• [Exercise instructions]:
Copy the data exactly. Images are to be left out.

• [Provided records]:
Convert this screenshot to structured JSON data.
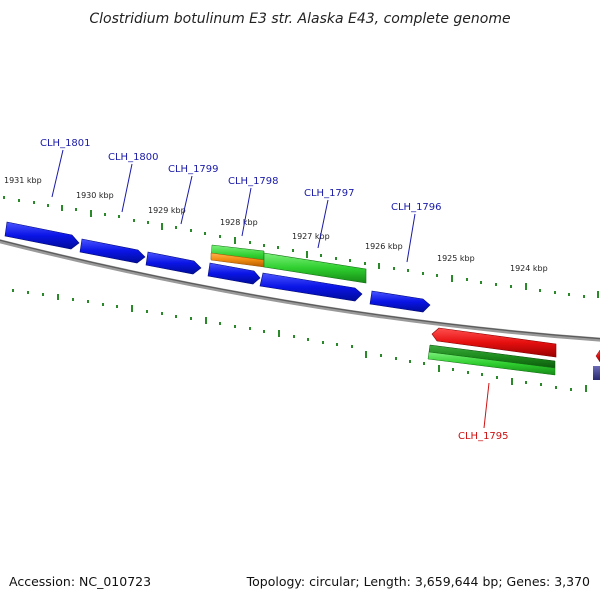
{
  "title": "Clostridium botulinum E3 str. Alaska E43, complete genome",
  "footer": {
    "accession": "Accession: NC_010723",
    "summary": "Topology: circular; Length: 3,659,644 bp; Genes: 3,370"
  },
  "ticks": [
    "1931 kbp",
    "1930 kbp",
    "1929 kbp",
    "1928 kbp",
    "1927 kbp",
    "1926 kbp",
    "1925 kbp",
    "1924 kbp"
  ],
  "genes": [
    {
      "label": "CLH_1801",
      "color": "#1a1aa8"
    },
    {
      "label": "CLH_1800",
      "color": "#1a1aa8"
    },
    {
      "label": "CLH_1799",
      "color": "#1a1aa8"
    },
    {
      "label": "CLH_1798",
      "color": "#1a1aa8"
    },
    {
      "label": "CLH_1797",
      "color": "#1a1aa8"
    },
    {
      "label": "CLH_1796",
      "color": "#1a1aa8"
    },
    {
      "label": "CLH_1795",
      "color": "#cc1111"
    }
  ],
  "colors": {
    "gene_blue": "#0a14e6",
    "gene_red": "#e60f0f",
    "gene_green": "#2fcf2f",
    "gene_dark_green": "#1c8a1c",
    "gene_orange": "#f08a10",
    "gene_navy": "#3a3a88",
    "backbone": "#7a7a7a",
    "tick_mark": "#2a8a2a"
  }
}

• [Answer area]:
Convert this screenshot to structured JSON data.
{
  "title": "Clostridium botulinum E3 str. Alaska E43, complete genome",
  "footer": {
    "accession": "Accession: NC_010723",
    "summary": "Topology: circular; Length: 3,659,644 bp; Genes: 3,370"
  },
  "ticks": [
    "1931 kbp",
    "1930 kbp",
    "1929 kbp",
    "1928 kbp",
    "1927 kbp",
    "1926 kbp",
    "1925 kbp",
    "1924 kbp"
  ],
  "genes": [
    {
      "label": "CLH_1801",
      "color": "#1a1aa8"
    },
    {
      "label": "CLH_1800",
      "color": "#1a1aa8"
    },
    {
      "label": "CLH_1799",
      "color": "#1a1aa8"
    },
    {
      "label": "CLH_1798",
      "color": "#1a1aa8"
    },
    {
      "label": "CLH_1797",
      "color": "#1a1aa8"
    },
    {
      "label": "CLH_1796",
      "color": "#1a1aa8"
    },
    {
      "label": "CLH_1795",
      "color": "#cc1111"
    }
  ],
  "colors": {
    "gene_blue": "#0a14e6",
    "gene_red": "#e60f0f",
    "gene_green": "#2fcf2f",
    "gene_dark_green": "#1c8a1c",
    "gene_orange": "#f08a10",
    "gene_navy": "#3a3a88",
    "backbone": "#7a7a7a",
    "tick_mark": "#2a8a2a"
  }
}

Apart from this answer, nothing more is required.